TASK REQUIREMENTS :: Copy every line of the records below verbatim, leaving out the pictures.

SUPPLIED DATA ::

* * * *

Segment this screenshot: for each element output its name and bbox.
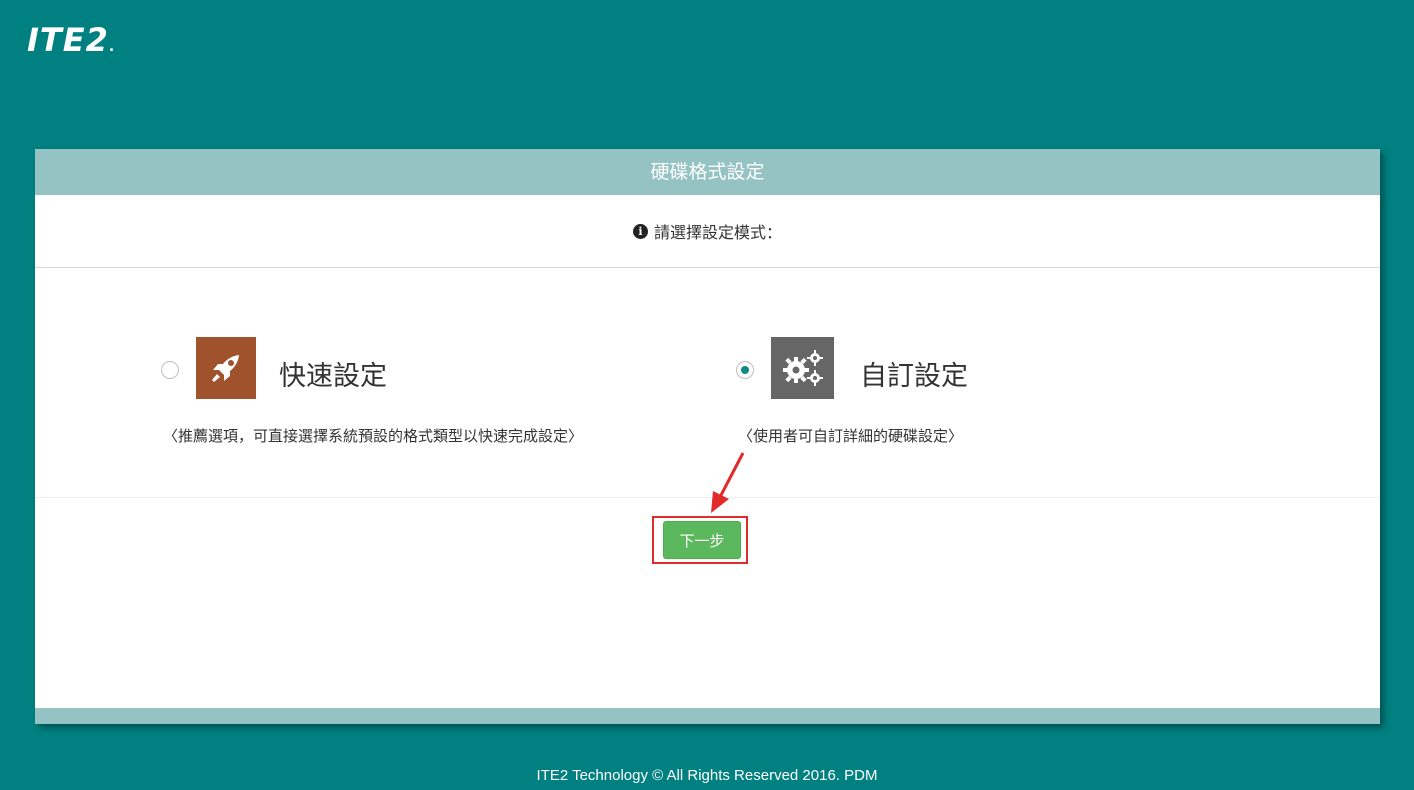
- panel-footer-bar: [35, 708, 1380, 724]
- next-button[interactable]: 下一步: [663, 521, 741, 559]
- copyright-text: ITE2 Technology © All Rights Reserved 20…: [536, 767, 878, 784]
- ite2-logo: ITE2.: [27, 20, 115, 67]
- custom-setup-title: 自訂設定: [860, 361, 968, 392]
- gears-icon: [771, 337, 834, 399]
- quick-setup-radio[interactable]: [161, 361, 179, 379]
- panel-title: 硬碟格式設定: [35, 149, 1380, 195]
- logo-dot: .: [108, 39, 116, 55]
- prompt-text: 請選擇設定模式：: [653, 223, 782, 242]
- logo-text: ITE2: [27, 21, 109, 59]
- red-arrow-annotation: [711, 452, 745, 513]
- quick-setup-description: 〈推薦選項，可直接選擇系統預設的格式類型以快速完成設定〉: [163, 427, 584, 445]
- custom-setup-description: 〈使用者可自訂詳細的硬碟設定〉: [738, 427, 964, 445]
- custom-setup-radio[interactable]: [736, 361, 754, 379]
- next-button-highlight: 下一步: [652, 516, 748, 564]
- rocket-icon: [196, 337, 256, 399]
- info-icon: i: [632, 223, 648, 239]
- mode-prompt: i 請選擇設定模式：: [35, 195, 1380, 268]
- disk-format-panel: 硬碟格式設定 i 請選擇設定模式： 快速設定 〈推薦選項，可直接選擇系統預設的格…: [35, 149, 1380, 724]
- quick-setup-title: 快速設定: [279, 361, 387, 392]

* * * *

REPLY TO THE TASK ::
Segment this screenshot: for each element output its name and bbox.
- panel-footer-bar: [35, 708, 1380, 724]
- next-button[interactable]: 下一步: [663, 521, 741, 559]
- copyright-text: ITE2 Technology © All Rights Reserved 20…: [536, 767, 878, 784]
- ite2-logo: ITE2.: [27, 20, 115, 67]
- custom-setup-title: 自訂設定: [860, 361, 968, 392]
- gears-icon: [771, 337, 834, 399]
- quick-setup-radio[interactable]: [161, 361, 179, 379]
- panel-title: 硬碟格式設定: [35, 149, 1380, 195]
- logo-dot: .: [108, 39, 116, 55]
- prompt-text: 請選擇設定模式：: [653, 223, 782, 242]
- logo-text: ITE2: [27, 21, 109, 59]
- red-arrow-annotation: [711, 452, 745, 513]
- quick-setup-description: 〈推薦選項，可直接選擇系統預設的格式類型以快速完成設定〉: [163, 427, 584, 445]
- custom-setup-description: 〈使用者可自訂詳細的硬碟設定〉: [738, 427, 964, 445]
- custom-setup-radio[interactable]: [736, 361, 754, 379]
- next-button-highlight: 下一步: [652, 516, 748, 564]
- rocket-icon: [196, 337, 256, 399]
- info-icon: i: [632, 223, 648, 239]
- mode-prompt: i 請選擇設定模式：: [35, 195, 1380, 268]
- disk-format-panel: 硬碟格式設定 i 請選擇設定模式： 快速設定 〈推薦選項，可直接選擇系統預設的格…: [35, 149, 1380, 724]
- quick-setup-title: 快速設定: [279, 361, 387, 392]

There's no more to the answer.